Here are some records; copy every line that holds the word "书法练习".

(Data listing)
--
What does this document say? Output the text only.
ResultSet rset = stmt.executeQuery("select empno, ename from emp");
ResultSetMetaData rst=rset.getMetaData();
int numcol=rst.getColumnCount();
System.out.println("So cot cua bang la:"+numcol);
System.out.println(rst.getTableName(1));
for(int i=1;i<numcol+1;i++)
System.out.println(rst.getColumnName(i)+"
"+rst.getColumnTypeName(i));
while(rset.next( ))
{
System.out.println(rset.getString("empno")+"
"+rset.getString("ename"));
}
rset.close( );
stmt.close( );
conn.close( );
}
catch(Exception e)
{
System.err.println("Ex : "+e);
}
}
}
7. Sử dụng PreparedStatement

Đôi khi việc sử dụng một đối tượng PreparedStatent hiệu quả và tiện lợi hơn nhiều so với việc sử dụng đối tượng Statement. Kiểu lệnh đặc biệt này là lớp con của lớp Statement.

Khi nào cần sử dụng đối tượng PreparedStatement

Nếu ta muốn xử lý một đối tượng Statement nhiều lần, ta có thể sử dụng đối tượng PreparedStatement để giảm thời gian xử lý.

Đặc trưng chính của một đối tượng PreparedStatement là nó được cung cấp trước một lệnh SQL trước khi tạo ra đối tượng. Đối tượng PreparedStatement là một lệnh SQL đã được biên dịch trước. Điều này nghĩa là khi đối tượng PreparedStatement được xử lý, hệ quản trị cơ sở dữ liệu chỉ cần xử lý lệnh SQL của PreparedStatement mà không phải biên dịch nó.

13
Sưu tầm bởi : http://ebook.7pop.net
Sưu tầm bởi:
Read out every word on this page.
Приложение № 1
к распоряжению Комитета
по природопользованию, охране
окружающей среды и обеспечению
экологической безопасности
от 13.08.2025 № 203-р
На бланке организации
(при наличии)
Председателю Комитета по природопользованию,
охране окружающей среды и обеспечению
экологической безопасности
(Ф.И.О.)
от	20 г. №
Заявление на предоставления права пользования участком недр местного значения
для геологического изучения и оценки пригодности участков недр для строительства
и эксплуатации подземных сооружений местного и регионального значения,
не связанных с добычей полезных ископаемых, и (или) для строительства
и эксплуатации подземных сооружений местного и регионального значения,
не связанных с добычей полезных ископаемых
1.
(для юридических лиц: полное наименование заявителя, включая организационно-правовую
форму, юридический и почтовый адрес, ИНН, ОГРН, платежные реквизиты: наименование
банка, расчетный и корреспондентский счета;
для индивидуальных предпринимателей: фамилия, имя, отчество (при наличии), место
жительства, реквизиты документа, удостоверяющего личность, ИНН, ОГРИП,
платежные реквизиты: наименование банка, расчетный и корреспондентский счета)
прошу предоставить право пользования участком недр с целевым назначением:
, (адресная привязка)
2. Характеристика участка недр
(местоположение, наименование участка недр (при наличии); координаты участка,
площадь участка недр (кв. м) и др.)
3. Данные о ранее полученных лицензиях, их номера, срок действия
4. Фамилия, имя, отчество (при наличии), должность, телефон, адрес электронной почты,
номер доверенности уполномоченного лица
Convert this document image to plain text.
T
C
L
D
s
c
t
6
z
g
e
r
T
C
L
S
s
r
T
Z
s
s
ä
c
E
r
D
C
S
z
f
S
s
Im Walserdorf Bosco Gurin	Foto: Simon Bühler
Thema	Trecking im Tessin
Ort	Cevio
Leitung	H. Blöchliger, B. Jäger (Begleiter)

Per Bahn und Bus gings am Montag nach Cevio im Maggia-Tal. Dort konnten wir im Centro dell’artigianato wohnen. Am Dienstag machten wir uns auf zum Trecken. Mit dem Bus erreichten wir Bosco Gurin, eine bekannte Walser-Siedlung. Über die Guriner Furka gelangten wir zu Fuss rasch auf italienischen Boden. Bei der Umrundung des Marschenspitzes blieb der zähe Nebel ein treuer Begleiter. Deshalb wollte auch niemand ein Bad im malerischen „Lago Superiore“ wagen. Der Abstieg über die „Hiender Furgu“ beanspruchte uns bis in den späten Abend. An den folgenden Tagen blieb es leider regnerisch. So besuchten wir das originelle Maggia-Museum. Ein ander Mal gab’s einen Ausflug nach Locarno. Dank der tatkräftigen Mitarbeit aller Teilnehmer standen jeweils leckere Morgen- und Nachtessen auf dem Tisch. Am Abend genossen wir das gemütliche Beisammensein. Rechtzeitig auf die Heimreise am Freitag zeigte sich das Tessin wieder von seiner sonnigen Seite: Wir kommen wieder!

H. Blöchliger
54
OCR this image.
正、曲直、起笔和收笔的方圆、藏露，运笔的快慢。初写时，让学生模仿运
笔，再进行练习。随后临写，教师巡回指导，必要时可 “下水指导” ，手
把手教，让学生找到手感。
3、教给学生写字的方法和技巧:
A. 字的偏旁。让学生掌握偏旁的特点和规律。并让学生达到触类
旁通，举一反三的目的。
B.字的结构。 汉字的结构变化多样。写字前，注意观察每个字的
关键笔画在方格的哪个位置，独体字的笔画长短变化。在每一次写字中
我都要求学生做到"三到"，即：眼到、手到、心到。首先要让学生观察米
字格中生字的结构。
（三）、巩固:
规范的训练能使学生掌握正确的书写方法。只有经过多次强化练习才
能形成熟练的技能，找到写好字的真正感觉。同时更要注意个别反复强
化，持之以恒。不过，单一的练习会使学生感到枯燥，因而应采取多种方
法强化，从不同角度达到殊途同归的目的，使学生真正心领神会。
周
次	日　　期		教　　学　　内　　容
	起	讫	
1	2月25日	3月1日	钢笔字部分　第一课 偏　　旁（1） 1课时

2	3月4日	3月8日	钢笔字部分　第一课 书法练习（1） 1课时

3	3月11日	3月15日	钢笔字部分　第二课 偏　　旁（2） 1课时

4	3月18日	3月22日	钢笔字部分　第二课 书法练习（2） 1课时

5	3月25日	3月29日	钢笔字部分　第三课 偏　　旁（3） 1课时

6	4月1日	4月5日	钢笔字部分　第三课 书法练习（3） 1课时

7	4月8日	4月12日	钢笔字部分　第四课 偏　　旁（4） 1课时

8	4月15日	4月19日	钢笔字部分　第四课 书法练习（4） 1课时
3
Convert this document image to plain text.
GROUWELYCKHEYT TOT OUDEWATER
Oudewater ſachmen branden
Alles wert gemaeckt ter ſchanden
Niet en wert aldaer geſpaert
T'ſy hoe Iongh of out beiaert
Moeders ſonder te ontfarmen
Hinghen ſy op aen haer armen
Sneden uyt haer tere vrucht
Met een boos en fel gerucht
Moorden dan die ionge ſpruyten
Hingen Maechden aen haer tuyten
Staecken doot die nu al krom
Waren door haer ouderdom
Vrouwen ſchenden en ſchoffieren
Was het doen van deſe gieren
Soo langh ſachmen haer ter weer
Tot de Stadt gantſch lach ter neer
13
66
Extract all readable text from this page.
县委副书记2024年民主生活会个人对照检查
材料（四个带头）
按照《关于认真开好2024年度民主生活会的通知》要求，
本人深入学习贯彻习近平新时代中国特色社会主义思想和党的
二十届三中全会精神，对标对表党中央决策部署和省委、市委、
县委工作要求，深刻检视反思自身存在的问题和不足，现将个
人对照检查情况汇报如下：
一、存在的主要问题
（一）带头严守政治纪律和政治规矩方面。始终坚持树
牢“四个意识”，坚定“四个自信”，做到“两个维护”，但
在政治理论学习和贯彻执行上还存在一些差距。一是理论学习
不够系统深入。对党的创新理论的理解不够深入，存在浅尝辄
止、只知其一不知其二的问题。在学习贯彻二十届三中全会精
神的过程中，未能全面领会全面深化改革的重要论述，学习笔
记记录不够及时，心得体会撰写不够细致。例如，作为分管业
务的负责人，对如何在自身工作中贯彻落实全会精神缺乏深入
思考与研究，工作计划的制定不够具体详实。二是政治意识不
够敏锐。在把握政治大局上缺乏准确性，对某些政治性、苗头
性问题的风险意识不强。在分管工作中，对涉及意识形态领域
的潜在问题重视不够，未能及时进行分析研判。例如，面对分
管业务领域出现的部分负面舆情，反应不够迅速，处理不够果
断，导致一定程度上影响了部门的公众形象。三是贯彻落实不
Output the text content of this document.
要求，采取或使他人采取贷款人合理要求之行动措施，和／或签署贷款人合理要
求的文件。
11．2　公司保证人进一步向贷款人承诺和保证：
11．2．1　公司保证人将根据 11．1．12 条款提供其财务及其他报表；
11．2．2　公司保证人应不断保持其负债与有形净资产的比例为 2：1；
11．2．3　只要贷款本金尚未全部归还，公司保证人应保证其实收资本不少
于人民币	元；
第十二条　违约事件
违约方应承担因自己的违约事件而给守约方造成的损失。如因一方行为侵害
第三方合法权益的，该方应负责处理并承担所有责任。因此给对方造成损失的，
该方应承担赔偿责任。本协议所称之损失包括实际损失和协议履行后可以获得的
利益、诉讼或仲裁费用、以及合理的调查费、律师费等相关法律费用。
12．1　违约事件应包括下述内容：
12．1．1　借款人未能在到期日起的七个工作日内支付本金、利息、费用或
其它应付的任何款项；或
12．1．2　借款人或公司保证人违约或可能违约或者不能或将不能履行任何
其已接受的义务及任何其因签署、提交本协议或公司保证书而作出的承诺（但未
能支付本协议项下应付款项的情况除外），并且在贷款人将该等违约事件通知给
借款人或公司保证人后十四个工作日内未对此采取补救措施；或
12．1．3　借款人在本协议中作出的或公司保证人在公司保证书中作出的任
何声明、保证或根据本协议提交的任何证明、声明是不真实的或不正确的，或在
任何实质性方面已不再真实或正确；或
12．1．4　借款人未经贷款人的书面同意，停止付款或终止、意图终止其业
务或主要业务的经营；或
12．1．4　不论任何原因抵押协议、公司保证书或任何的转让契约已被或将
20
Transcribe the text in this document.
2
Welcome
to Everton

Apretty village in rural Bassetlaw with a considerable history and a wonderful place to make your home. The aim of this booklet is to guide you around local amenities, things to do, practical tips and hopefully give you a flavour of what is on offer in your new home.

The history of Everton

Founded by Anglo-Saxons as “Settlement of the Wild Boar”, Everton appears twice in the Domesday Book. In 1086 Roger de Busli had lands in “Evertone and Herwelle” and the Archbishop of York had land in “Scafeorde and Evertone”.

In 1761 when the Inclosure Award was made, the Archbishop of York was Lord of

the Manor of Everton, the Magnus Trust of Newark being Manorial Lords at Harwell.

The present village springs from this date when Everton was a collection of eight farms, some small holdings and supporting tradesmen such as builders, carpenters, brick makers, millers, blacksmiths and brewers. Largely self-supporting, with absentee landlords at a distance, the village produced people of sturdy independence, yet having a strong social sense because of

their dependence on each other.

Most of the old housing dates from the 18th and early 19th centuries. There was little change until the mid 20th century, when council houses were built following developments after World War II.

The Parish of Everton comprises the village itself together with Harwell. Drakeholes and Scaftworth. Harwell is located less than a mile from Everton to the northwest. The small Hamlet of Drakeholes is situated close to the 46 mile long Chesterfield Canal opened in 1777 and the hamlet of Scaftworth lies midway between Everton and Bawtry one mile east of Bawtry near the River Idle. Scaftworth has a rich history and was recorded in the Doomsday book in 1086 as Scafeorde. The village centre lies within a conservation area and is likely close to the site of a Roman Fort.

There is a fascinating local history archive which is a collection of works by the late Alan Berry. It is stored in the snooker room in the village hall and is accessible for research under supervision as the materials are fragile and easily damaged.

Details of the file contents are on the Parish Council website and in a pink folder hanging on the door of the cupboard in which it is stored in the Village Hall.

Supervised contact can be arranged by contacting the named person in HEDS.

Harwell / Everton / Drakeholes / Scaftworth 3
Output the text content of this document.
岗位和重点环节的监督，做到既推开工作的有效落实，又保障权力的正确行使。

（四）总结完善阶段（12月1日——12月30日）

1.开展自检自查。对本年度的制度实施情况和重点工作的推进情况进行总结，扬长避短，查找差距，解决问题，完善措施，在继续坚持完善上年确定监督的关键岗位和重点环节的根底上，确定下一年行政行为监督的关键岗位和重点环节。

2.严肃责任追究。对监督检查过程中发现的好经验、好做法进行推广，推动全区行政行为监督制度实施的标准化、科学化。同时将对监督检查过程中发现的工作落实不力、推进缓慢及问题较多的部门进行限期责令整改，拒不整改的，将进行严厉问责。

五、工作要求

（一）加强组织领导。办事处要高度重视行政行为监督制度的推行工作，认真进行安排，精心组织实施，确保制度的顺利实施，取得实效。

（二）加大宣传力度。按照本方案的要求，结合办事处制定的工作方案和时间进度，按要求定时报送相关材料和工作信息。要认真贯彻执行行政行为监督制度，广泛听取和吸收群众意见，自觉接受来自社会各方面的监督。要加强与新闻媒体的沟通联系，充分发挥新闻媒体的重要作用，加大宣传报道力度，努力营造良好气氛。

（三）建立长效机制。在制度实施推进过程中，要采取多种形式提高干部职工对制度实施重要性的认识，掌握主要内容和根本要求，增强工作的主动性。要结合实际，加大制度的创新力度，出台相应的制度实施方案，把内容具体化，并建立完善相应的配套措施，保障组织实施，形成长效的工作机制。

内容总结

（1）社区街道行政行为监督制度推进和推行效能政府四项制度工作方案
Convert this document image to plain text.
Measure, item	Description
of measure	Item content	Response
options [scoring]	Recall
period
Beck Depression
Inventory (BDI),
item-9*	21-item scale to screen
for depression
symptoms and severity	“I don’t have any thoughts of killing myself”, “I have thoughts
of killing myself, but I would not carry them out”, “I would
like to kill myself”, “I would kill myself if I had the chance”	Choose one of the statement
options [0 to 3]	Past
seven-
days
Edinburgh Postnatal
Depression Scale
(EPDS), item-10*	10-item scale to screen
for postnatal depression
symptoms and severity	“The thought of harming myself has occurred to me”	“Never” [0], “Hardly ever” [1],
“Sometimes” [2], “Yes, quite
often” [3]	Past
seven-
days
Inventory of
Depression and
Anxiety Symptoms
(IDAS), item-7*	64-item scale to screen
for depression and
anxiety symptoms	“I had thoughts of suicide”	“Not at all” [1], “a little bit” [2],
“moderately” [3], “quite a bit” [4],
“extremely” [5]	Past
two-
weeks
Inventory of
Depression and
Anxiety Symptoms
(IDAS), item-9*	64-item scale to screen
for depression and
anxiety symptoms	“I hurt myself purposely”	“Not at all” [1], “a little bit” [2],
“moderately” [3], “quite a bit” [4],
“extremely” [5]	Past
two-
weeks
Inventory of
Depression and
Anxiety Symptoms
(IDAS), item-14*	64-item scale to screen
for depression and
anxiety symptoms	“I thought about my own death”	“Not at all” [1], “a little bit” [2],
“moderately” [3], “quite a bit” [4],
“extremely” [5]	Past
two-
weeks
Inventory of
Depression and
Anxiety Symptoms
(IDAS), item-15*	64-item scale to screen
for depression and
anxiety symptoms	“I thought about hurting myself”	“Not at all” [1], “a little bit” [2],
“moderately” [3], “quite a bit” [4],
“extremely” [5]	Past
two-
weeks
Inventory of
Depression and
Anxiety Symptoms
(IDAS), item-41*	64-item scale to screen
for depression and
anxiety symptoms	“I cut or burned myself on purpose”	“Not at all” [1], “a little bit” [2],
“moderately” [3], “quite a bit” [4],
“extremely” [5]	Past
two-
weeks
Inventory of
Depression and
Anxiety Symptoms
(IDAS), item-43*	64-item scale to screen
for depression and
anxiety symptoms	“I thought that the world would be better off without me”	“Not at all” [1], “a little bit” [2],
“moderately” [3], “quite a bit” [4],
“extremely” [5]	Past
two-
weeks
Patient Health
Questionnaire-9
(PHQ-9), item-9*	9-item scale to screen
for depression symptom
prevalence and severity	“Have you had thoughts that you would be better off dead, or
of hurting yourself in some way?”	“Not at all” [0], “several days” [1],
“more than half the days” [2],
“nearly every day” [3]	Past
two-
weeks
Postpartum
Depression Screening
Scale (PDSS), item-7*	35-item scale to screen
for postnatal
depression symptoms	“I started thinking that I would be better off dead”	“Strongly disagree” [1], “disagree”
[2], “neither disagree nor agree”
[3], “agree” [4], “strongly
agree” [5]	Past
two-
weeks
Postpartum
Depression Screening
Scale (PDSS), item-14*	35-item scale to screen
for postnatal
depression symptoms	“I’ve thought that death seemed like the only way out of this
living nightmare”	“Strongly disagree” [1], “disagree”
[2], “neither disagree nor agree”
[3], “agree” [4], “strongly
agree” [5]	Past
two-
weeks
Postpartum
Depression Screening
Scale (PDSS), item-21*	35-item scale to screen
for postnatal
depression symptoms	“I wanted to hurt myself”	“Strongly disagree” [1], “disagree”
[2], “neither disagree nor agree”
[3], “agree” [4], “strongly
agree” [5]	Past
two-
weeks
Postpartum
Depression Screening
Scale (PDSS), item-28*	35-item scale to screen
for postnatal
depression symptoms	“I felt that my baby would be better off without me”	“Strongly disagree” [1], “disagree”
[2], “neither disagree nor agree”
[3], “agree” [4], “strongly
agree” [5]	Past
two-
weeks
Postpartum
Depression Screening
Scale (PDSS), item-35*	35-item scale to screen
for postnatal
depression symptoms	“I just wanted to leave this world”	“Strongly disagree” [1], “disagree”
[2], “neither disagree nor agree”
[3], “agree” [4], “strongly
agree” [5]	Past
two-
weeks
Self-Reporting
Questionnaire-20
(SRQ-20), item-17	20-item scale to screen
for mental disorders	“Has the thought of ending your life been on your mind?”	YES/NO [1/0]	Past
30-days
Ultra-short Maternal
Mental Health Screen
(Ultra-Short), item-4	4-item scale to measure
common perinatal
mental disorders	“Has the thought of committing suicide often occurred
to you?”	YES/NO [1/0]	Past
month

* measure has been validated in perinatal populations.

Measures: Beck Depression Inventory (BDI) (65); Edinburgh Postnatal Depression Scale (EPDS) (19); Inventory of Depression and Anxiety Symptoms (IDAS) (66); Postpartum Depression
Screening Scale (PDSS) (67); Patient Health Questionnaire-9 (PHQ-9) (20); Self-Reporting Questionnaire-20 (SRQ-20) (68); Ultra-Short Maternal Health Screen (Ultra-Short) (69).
--
SOLUTION TO THIS EXERCISE »
2	3月4日	3月8日	钢笔字部分　第一课 书法练习（1） 1课时
4	3月18日	3月22日	钢笔字部分　第二课 书法练习（2） 1课时
6	4月1日	4月5日	钢笔字部分　第三课 书法练习（3） 1课时
8	4月15日	4月19日	钢笔字部分　第四课 书法练习（4） 1课时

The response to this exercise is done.